• STATED TASK: Below is some material; set it all down exactly, apart from the pictures.
··· PROVIDED INFORMATION
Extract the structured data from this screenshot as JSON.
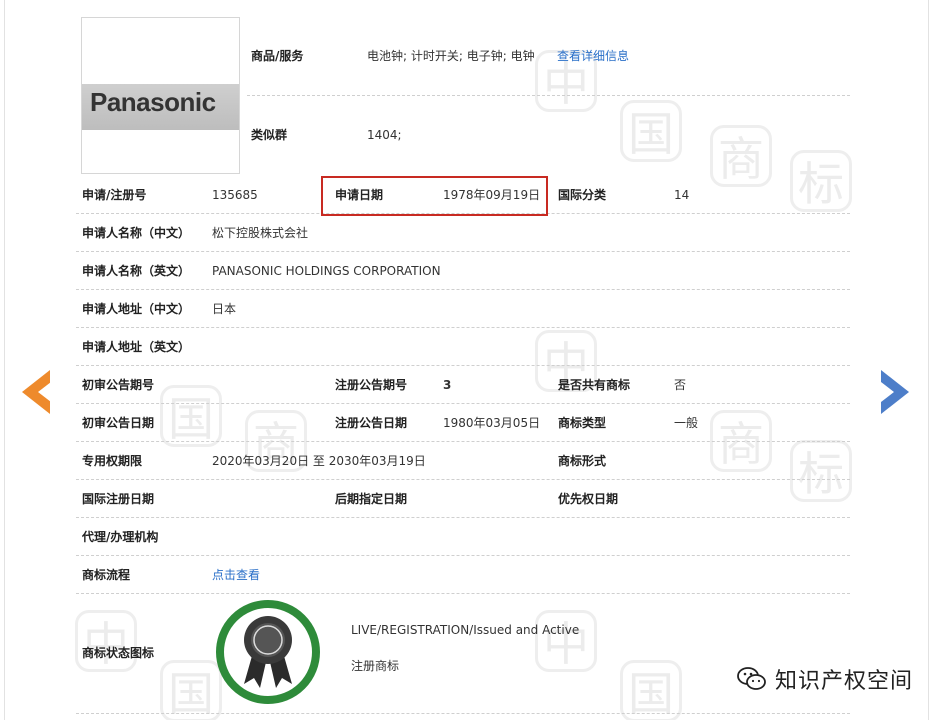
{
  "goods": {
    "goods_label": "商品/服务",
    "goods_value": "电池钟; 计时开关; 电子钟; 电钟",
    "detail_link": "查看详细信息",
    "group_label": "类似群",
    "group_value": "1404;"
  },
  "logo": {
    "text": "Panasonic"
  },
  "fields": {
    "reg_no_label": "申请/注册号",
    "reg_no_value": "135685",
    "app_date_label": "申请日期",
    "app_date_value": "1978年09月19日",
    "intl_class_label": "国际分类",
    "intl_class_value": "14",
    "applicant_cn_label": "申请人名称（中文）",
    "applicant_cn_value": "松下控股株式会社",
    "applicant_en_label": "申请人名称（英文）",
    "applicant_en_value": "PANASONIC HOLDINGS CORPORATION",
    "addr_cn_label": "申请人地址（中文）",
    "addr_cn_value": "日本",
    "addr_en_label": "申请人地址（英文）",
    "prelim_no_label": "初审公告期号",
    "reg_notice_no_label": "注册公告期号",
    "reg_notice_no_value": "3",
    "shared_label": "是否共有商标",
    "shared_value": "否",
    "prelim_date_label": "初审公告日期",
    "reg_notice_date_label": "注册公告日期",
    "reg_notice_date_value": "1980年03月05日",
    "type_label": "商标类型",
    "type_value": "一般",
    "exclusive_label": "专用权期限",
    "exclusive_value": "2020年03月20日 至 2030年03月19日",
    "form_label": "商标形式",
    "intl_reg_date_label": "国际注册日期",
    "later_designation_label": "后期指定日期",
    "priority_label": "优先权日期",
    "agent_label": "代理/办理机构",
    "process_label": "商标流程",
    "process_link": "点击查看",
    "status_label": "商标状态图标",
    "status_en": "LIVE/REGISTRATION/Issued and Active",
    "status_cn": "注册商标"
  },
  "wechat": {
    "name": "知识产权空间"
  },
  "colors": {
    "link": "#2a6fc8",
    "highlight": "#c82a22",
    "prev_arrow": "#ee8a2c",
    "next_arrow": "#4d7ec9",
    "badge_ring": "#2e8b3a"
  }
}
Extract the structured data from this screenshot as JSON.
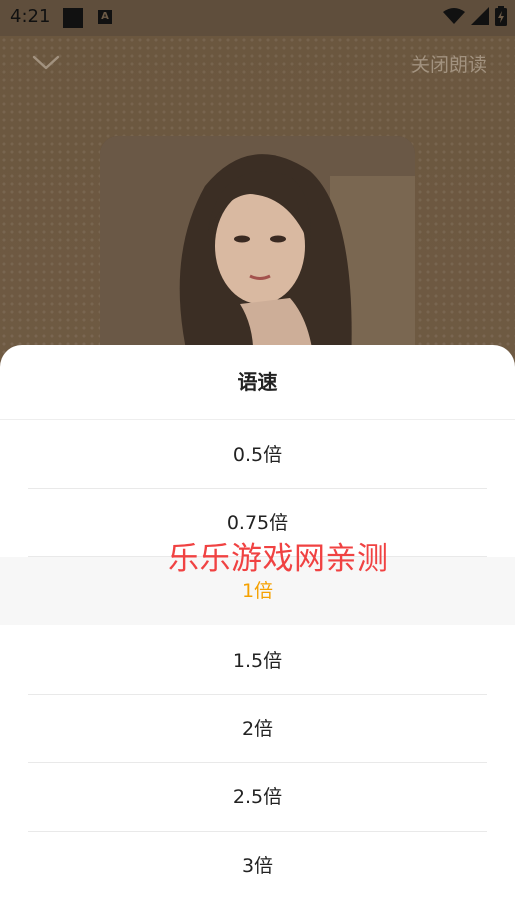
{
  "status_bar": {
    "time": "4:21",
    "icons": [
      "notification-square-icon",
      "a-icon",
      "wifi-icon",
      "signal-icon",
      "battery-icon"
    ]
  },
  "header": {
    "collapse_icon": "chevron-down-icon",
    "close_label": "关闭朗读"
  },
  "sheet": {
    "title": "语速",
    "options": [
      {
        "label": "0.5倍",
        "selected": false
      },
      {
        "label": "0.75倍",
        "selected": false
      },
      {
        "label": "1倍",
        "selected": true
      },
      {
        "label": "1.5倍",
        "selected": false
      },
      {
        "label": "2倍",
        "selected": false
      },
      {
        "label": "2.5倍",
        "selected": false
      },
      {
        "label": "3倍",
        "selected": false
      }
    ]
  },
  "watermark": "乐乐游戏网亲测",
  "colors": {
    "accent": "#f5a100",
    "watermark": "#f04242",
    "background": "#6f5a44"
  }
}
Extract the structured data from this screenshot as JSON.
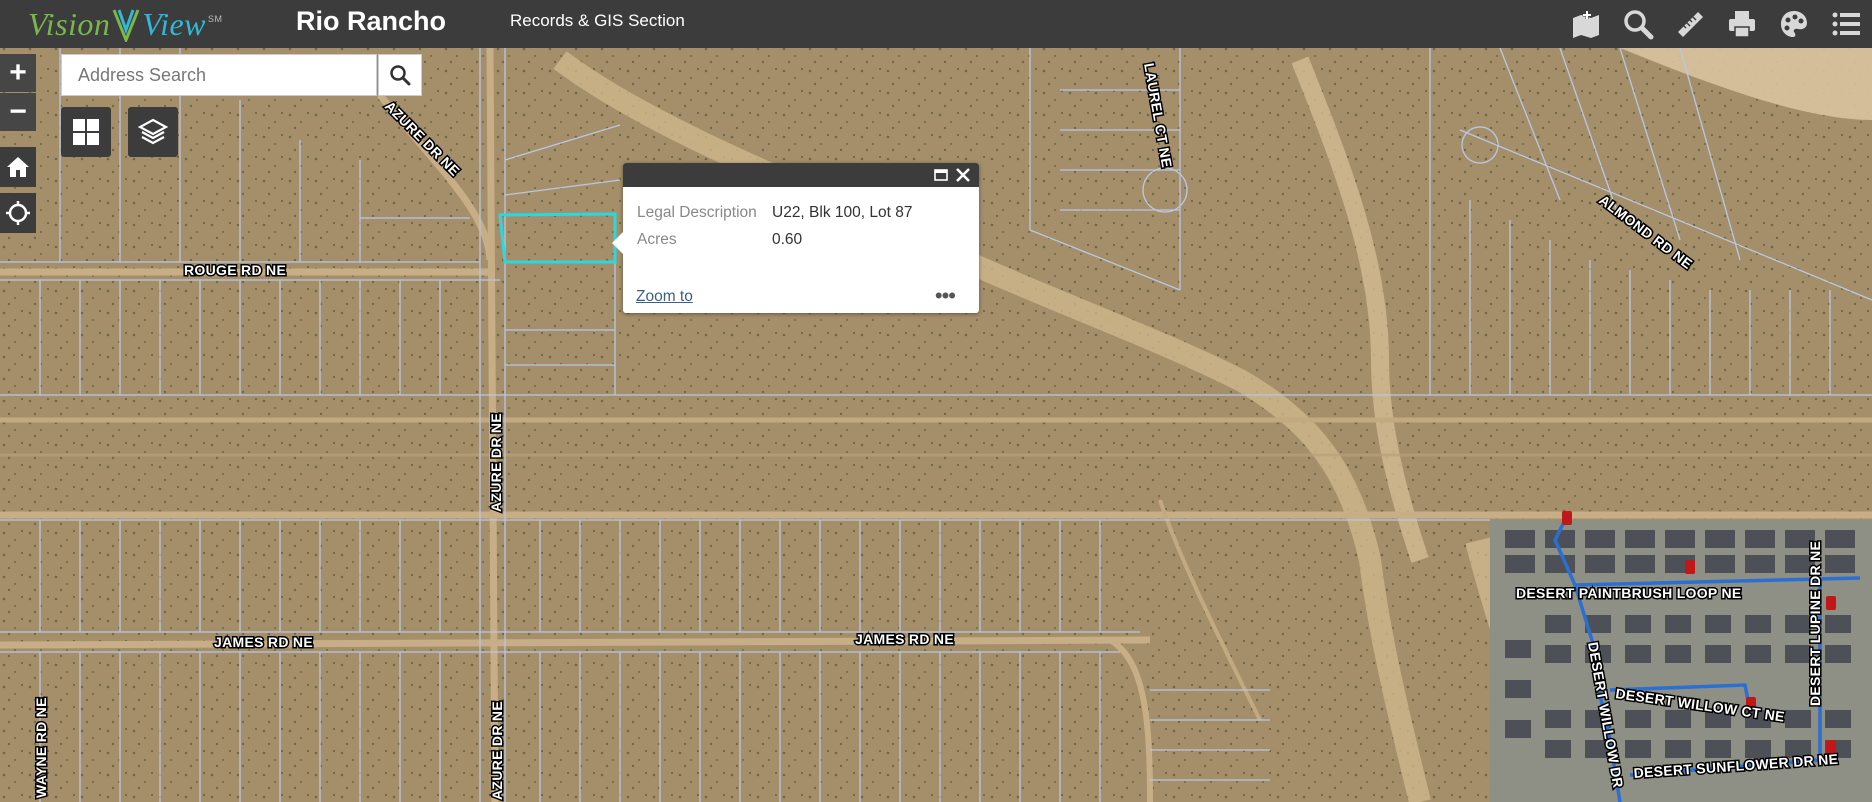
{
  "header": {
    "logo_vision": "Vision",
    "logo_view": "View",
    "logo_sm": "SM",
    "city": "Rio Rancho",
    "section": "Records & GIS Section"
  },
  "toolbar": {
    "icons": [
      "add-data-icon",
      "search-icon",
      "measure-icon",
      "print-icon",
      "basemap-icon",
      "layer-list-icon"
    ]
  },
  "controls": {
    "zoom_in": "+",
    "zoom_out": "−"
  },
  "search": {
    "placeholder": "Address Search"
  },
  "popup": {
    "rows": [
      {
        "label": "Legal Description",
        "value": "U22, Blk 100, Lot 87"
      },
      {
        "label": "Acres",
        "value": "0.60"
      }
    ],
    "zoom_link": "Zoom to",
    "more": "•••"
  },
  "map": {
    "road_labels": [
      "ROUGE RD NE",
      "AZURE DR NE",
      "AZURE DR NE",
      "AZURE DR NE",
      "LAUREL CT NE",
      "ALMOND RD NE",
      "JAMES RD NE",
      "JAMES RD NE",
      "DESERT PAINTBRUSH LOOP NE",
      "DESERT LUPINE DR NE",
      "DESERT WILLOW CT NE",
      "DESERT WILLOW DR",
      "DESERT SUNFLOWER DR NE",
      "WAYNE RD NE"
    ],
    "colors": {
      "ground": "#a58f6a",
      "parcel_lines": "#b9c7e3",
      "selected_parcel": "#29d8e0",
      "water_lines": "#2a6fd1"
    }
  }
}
······
• CORRECT RESPONSE:
Extract the structured data from this screenshot as JSON.
{
  "goods": {
    "goods_label": "商品/服务",
    "goods_value": "电池钟; 计时开关; 电子钟; 电钟",
    "detail_link": "查看详细信息",
    "group_label": "类似群",
    "group_value": "1404;"
  },
  "logo": {
    "text": "Panasonic"
  },
  "fields": {
    "reg_no_label": "申请/注册号",
    "reg_no_value": "135685",
    "app_date_label": "申请日期",
    "app_date_value": "1978年09月19日",
    "intl_class_label": "国际分类",
    "intl_class_value": "14",
    "applicant_cn_label": "申请人名称（中文）",
    "applicant_cn_value": "松下控股株式会社",
    "applicant_en_label": "申请人名称（英文）",
    "applicant_en_value": "PANASONIC HOLDINGS CORPORATION",
    "addr_cn_label": "申请人地址（中文）",
    "addr_cn_value": "日本",
    "addr_en_label": "申请人地址（英文）",
    "prelim_no_label": "初审公告期号",
    "reg_notice_no_label": "注册公告期号",
    "reg_notice_no_value": "3",
    "shared_label": "是否共有商标",
    "shared_value": "否",
    "prelim_date_label": "初审公告日期",
    "reg_notice_date_label": "注册公告日期",
    "reg_notice_date_value": "1980年03月05日",
    "type_label": "商标类型",
    "type_value": "一般",
    "exclusive_label": "专用权期限",
    "exclusive_value": "2020年03月20日 至 2030年03月19日",
    "form_label": "商标形式",
    "intl_reg_date_label": "国际注册日期",
    "later_designation_label": "后期指定日期",
    "priority_label": "优先权日期",
    "agent_label": "代理/办理机构",
    "process_label": "商标流程",
    "process_link": "点击查看",
    "status_label": "商标状态图标",
    "status_en": "LIVE/REGISTRATION/Issued and Active",
    "status_cn": "注册商标"
  },
  "wechat": {
    "name": "知识产权空间"
  },
  "colors": {
    "link": "#2a6fc8",
    "highlight": "#c82a22",
    "prev_arrow": "#ee8a2c",
    "next_arrow": "#4d7ec9",
    "badge_ring": "#2e8b3a"
  }
}
Extract the structured data from this screenshot as JSON.
{
  "status_bar": {
    "time": "4:21",
    "icons": [
      "notification-square-icon",
      "a-icon",
      "wifi-icon",
      "signal-icon",
      "battery-icon"
    ]
  },
  "header": {
    "collapse_icon": "chevron-down-icon",
    "close_label": "关闭朗读"
  },
  "sheet": {
    "title": "语速",
    "options": [
      {
        "label": "0.5倍",
        "selected": false
      },
      {
        "label": "0.75倍",
        "selected": false
      },
      {
        "label": "1倍",
        "selected": true
      },
      {
        "label": "1.5倍",
        "selected": false
      },
      {
        "label": "2倍",
        "selected": false
      },
      {
        "label": "2.5倍",
        "selected": false
      },
      {
        "label": "3倍",
        "selected": false
      }
    ]
  },
  "watermark": "乐乐游戏网亲测",
  "colors": {
    "accent": "#f5a100",
    "watermark": "#f04242",
    "background": "#6f5a44"
  }
}
Extract the structured data from this screenshot as JSON.
{
  "header": {
    "logo_vision": "Vision",
    "logo_view": "View",
    "logo_sm": "SM",
    "city": "Rio Rancho",
    "section": "Records & GIS Section"
  },
  "toolbar": {
    "icons": [
      "add-data-icon",
      "search-icon",
      "measure-icon",
      "print-icon",
      "basemap-icon",
      "layer-list-icon"
    ]
  },
  "controls": {
    "zoom_in": "+",
    "zoom_out": "−"
  },
  "search": {
    "placeholder": "Address Search"
  },
  "popup": {
    "rows": [
      {
        "label": "Legal Description",
        "value": "U22, Blk 100, Lot 87"
      },
      {
        "label": "Acres",
        "value": "0.60"
      }
    ],
    "zoom_link": "Zoom to",
    "more": "•••"
  },
  "map": {
    "road_labels": [
      "ROUGE RD NE",
      "AZURE DR NE",
      "AZURE DR NE",
      "AZURE DR NE",
      "LAUREL CT NE",
      "ALMOND RD NE",
      "JAMES RD NE",
      "JAMES RD NE",
      "DESERT PAINTBRUSH LOOP NE",
      "DESERT LUPINE DR NE",
      "DESERT WILLOW CT NE",
      "DESERT WILLOW DR",
      "DESERT SUNFLOWER DR NE",
      "WAYNE RD NE"
    ],
    "colors": {
      "ground": "#a58f6a",
      "parcel_lines": "#b9c7e3",
      "selected_parcel": "#29d8e0",
      "water_lines": "#2a6fd1"
    }
  }
}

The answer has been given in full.